▶ EXTRACTED DATA:

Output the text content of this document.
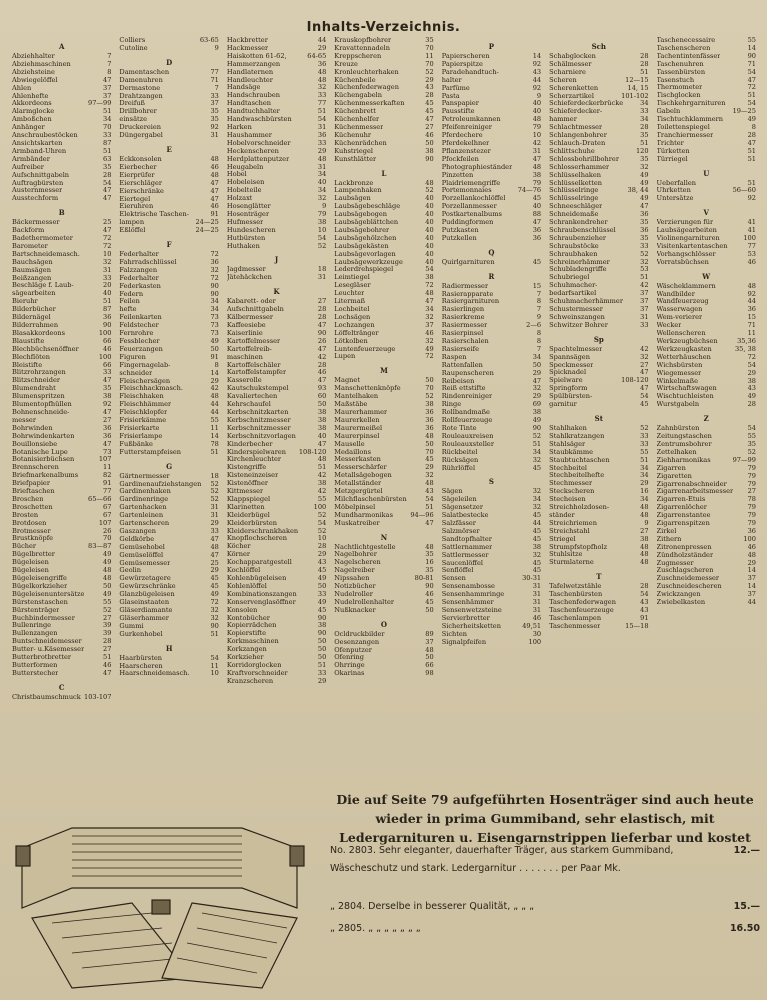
Inhalts-Verzeichnis.
A
Abziehhalter	7
Abziehmaschinen	7
Abziehsteine	8
Abwiegelöffel	47
Ahlen	37
Ahlenhefte	37
Akkordeons	97—99
Alarmglocke	51
Amboßchen	34
Anhänger	70
Anschraubestöcken	33
Ansichtskarten	87
Armband-Uhren	51
Armbänder	63
Aufreiber	35
Aufschnittgabeln	28
Auftragbürsten	54
Austernmesser	47
Ausstechform	47
B
Bäckermesser	25
Backform	47
Badethermometer	72
Barometer	72
Bartschneidemasch.	10
Bauchsägen	32
Baumsägen	31
Beißzangen	33
Beschläge f. Laub-	20
sägearbeiten	40
Bieruhr	51
Bilderbücher	87
Bildernägel	36
Bilderrahmen	90
Blasakkordeons	100
Blaustifte	66
Blechbüchsenöffner	46
Blechflöten	100
Bleistifte	66
Blitzrohrzangen	33
Blitzschneider	47
Blumendraht	35
Blumenspritzen	38
Blumentopfhüllen	92
Bohnenschneide-	47
messer	27
Bohrwinden	36
Bohrwindenkarten	36
Bouillonsiebe	47
Botanische Lupe	73
Botanisierbüchsen	107
Brennscheren	11
Briefmarkenalbums	82
Briefpapier	91
Brieftaschen	77
Broschen	65—66
Broschetten	67
Brosten	67
Brotdosen	107
Brotmesser	26
Brustknöpfe	70
Bücher	83—87
Bügelbretter	49
Bügeleisen	49
Bügeleisen	48
Bügeleisengriffe	48
Bügelkorkzieher	50
Bügeleisenuntersätze	49
Bürstenstaschen	55
Bürstenträger	52
Buchbindermesser	27
Bullenringe	39
Bullenzangen	39
Buntschneidemesser	28
Butter- u.Käsemesser	27
Butterbrotbretter	51
Butterformen	46
Butterstecher	47
C
Christbaumschmuck 103-107
Colliers	63-65
Cutoline	9
D
Damentaschen	77
Damenuhren	71
Dermastone	7
Drahtzangen	33
Dreifuß	37
Drillbohrer	35
einsätze	35
Druckereien	92
Düngergabel	31
E
Eckkonsolen	48
Eierbecher	46
Eierprüfer	48
Eierschläger	47
Eierschränke	47
Eiertegel	47
Eieruhren	46
Elektrische Taschen-	91
lampen	24—25
Eßlöffel	24—25
F
Federhalter	72
Fahrradschlüssel	36
Falzzangen	32
Federhalter	72
Federkasten	90
Federn	90
Feilen	34
hefte	34
Feilenkarten	73
Feldstecher	73
Fernrohre	73
Fessblecher	49
Feuerzangen	50
Figuren	91
Fingernagelab-	8
schneider	14
Fleischersägen	29
Fleischhackmasch.	42
Fleischhaken	48
Fleischhämmer	44
Fleischklopfer	44
Frisierkämme	55
Frisierkarte	11
Frisierlampe	14
Fußbänke	78
Futterstampfeisen	51
G
Gärtnermesser	18
Gardinenaufziehstangen	52
Gardinenhaken	52
Gardinenringe	52
Gartenhacken	31
Gartenleinen	31
Gartenscheren	29
Gaszangen	33
Geldkörbe	47
Gemüsehobel	48
Gemüselöffel	47
Gemüsemesser	25
Geolin	29
Gewürzetagere	45
Gewürzschränke	45
Glanzbügeleisen	49
Glaseinstaaten	72
Gläserdiamante	32
Gläserhammer	32
Gummi	90
Gurkenhobel	51
H
Haarbürsten	54
Haarscheren	11
Haarschneidemasch.	10
Hackbretter	44
Hackmesser	29
Haiskotten 61-62,	64-65
Hammerzangen	36
Handlaternen	48
Handleuchter	48
Handsäge	32
Handschrauben	33
Handtaschen	77
Handtuchhalter	51
Handwaschbürsten	54
Harken	31
Haushammer	36
Hobelvorschneider	33
Heckenscheren	29
Herdplattenputzer	48
Heugabeln	31
Hobel	34
Hobeleisen	40
Hobelteile	34
Holzaxt	32
Hosenglätter	9
Hosenträger	79
Hufmesser	38
Hundescheren	10
Hutbürsten	54
Huthaken	52
J
Jagdmesser	18
Jätehäckchen	31
K
Kabarett- oder	27
Aufschnittgabeln	28
Kälbermesser	28
Kaffeesiebe	47
Kaiserlinie	90
Kartoffelmesser	26
Kartoffelreib-	47
maschinen	42
Kartoffelschäler	28
Kartoffelstampfer	46
Kasserolle	47
Kautschukstempel	93
Kavaliertechen	60
Kehrschaufel	50
Kerbschnitzkarten	38
Kerbschnitzmesser	38
Kerbschnitzmesser	38
Kerbschnitzvorlagen	40
Kinderbecher	47
Kinderspielwaren	108-120
Kirchenleuchter	48
Kistengriffe	51
Kisteneinzeiser	42
Kistenöffner	38
Kittmesser	42
Klappspiegel	55
Klarinetten	100
Kleiderbügel	52
Kleiderbürsten	54
Kleiderschrankhaken	52
Knopflochscheren	10
Köcher	28
Körner	29
Kochapparatgestell	43
Kochlöffel	45
Kohlenbügeleisen	49
Kohlenlöffel	50
Kombinationszangen	33
Konservenglasöffner	49
Konsolen	45
Kontobücher	90
Kopierrädchen	38
Kopierstifte	90
Korkmaschinen	50
Korkzangen	50
Korkzieher	50
Korridorglocken	51
Kraftvorschneider	33
Kranzscheren	29
Krauskopfbohrer	35
Kravattennadeln	70
Kreppscheren	11
Kreuze	70
Kronleuchterhaken	52
Küchenbeile	29
Küchenfederwagen	43
Küchengabeln	28
Küchenmesserkaften	45
Küchenbrett	45
Küchenhelfer	47
Küchenmesser	27
Küchenuhr	46
Küchenrädchen	50
Kuhstriegel	38
Kunsthlätter	90
L
Lackbronze	48
Lampenhaken	52
Laubsägen	40
Laubsägebeschläge	40
Laubsägebogen	40
Laubsägeblättchen	40
Laubsägebohrer	40
Laubsägehölzchen	40
Laubsägekästen	40
Laubsägevorlagen	40
Laubsägewerkzeuge	40
Lederdrehspiegel	54
Leimtiegel	38
Lesegläser	72
Leuchter	48
Litermaß	47
Lochbeitel	34
Lochsägen	32
Lochzangen	37
Löffeltränger	46
Lötkolben	32
Luntenfeuerzeuge	49
Lupen	72
M
Magnet	50
Manschettenknöpfe	70
Mantelhaken	52
Maßstäbe	38
Maurerhammer	36
Maurerkellen	36
Maurermeißel	36
Maurerpinsel	48
Mauselle	50
Medaillons	70
Messerkasten	45
Messerschärfer	29
Metallsägebogen	32
Metallständer	48
Metzgergürtel	43
Milchflaschenbürsten	54
Möbelpinsel	51
Mundharmonikas	94—96
Muskatreiber	47
N
Nachtlichtgestelle	48
Nagelbohrer	35
Nagelscheren	16
Nagelreiber	35
Nipssahen	80-81
Notizbücher	90
Nudelroller	46
Nudelrollenhalter	45
Nußknacker	50
O
Ocldruckbilder	89
Oesenzangen	37
Ofenputzer	48
Ofenring	50
Ohrringe	66
Okarinas	98
P
Papierscheren	14
Papierspitze	92
Paradehandtuch-	43
halter	44
Parfüme	92
Pasta	9
Panspapier	40
Pausstifte	40
Petroleumkannen	48
Pfeifenreiniger	79
Pferdechere	10
Pferdekelhner	42
Pflanzenstezer	31
Pfockfeilen	47
Photographieständer	48
Pinzetten	38
Plaidriemengriffe	79
Portemonnaies	74—76
Porzellankochlöffel	45
Porzellanmesser	40
Postkartenalbums	88
Puddingformen	47
Putzkasten	36
Putzkellen	36
Q
Quirlgarnituren	45
R
Radiermesser	15
Rasierapparate	7
Rasiergarnituren	8
Rasierlingen	7
Rasierkreme	9
Rasiermesser	2—6
Rasierpinsel	8
Rasierschalen	8
Rasierseife	7
Raspen	34
Rattenfallen	50
Raupenscheren	29
Reibeisen	47
Reiß ettstifte	32
Rindenreiniger	29
Ringe	69
Rollbandmaße	38
Rollfeuerzeuge	49
Rote Tinte	90
Rouleauxreisen	52
Rouleauxsteller	51
Rückbeitel	34
Rücksägen	32
Rührlöffel	45
S
Sägen	32
Sägeleilen	34
Sägensetzer	32
Salatbestecke	45
Salzfässer	44
Salzmörser	45
Sandtopfhalter	45
Sattlernammer	38
Sattlermesser	32
Saucenlöffel	45
Senflöffel	45
Sensen	30-31
Sensenambosse	31
Sensenhammringe	31
Sensenhämmer	31
Sensenwetzsteine	31
Servierbretter	46
Sicherheitsketten	49,51
Sichten	30
Signalpfeifen	100
Sch
Schabglocken	28
Schälmesser	28
Scharniere	51
Scheren	12—15
Scherenketten	14, 15
Scherzartikel	101-102
Schieferdeckerbrücke	34
Schieferdecker-	33
hammer	34
Schlachtmesser	28
Schlangenbohrer	35
Schlauch-Draten	51
Schlittschuhe	120
Schlossbohrillbohrer	35
Schlosserhammer	32
Schlüsselhaken	49
Schlüsselketten	49
Schlüsselringe	38, 44
Schlüsselringe	49
Schneeschläger	47
Schneidemaße	36
Schrankendreher	35
Schraubenschlüssel	36
Schraubenzieher	35
Schraubstöcke	33
Schraubhaken	52
Schreinerhämmer	32
Schubladengriffe	53
Schubriegel	51
Schuhmacher-	42
bedarfsartikel	37
Schuhmacherhämmer	37
Schustermesser	37
Schweinszangen	31
Schwitzer Bohrer	33
Sp
Spachtelmesser	42
Spannsägen	32
Speckmesser	27
Spicknadel	47
Spielware	108-120
Springform	47
Spülbürsten-	54
garnitur	45
St
Stahlhaken	52
Stahlkratzangen	33
Stahlsäger	33
Staubkämme	55
Staubtuchtaschen	51
Stechbeitel	34
Stechbeitelhefte	34
Stechmesser	29
Steckscheren	16
Stecheisen	34
Streichholzdosen-	48
ständer	48
Streichriemen	9
Streichstahl	27
Striegel	38
Strumpfstopfholz	48
Stuhlsitze	48
Sturmlaterne	48
T
Tafelwetzstähle	28
Taschenbürsten	54
Taschenfederwagen	43
Taschenfeuerzeuge	43
Taschenlampen	91
Taschenmesser	15—18
Taschenecessaire	55
Taschenscheren	14
Tachentintenfässer	90
Taschenuhren	71
Tassenbürsten	54
Tasenstuch	47
Thermometer	72
Tischglocken	51
Tischkehrgarnituren	54
Gabeln	19—25
Tischtuchklammern	49
Toilettenspiegel	8
Tranchiermesser	28
Trichter	47
Türketten	51
Türriegel	51
U
Ueberfallen	51
Uhrketten	56—60
Untersätze	92
V
Verzierungen für	41
Laubsägearbeiten	41
Violinengarnituren	100
Visitenkartentaschen	77
Vorhangschlösser	53
Vorratsbüchsen	46
W
Wäscheklammern	48
Wandbilder	92
Wandfeuerzeug	44
Wasserwagen	36
Wem-verierer	15
Wecker	71
Wellenscheren	11
Werkzeugbüchsen	35,36
Werkzeugkasten	35, 38
Wetterhäuschen	72
Wichsbürsten	54
Wiegemesser	29
Winkelmaße	38
Wirtschaftswagen	43
Wischtuchleisten	49
Wurstgabeln	28
Z
Zahnbürsten	54
Zeitungstaschen	55
Zentrumsbohrer	35
Zettelhaken	52
Ziehharmonikas	97—99
Zigarren	79
Zigaretten	79
Zigarrenabschneider	79
Zigarrenarbeitsmesser	27
Zigarren-Etuis	78
Zigarrenlöcher	79
Zigarrenstantee	79
Zigarrenspitzen	79
Zirkel	36
Zithern	100
Zitronenpressen	46
Zündholzständer	48
Zugmesser	29
Zuschlagscheren	14
Zuschneidemesser	37
Zuschneidescheren	14
Zwickzangen	37
Zwiebelkasten	44
Die auf Seite 79 aufgeführten Hosenträger sind auch heute wieder in prima Gummiband, sehr elastisch, mit Ledergarnituren u. Eisengarnstrippen lieferbar und kostet
12.—
No. 2803. Sehr eleganter, dauerhafter Träger, aus starkem Gummiband, Wäscheschutz und stark. Ledergarnitur . . . . . . . per Paar Mk.
15.—
„ 2804. Derselbe in besserer Qualität, „ „ „
16.50
„ 2805. „ „ „ „ „ „ „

▶ WHAT IS NEEDED: Copy all lines from the material that contain "Schlüsselringe".

▶ EXERCISE SOLUTION:
Schlüsselringe	38, 44
Schlüsselringe	49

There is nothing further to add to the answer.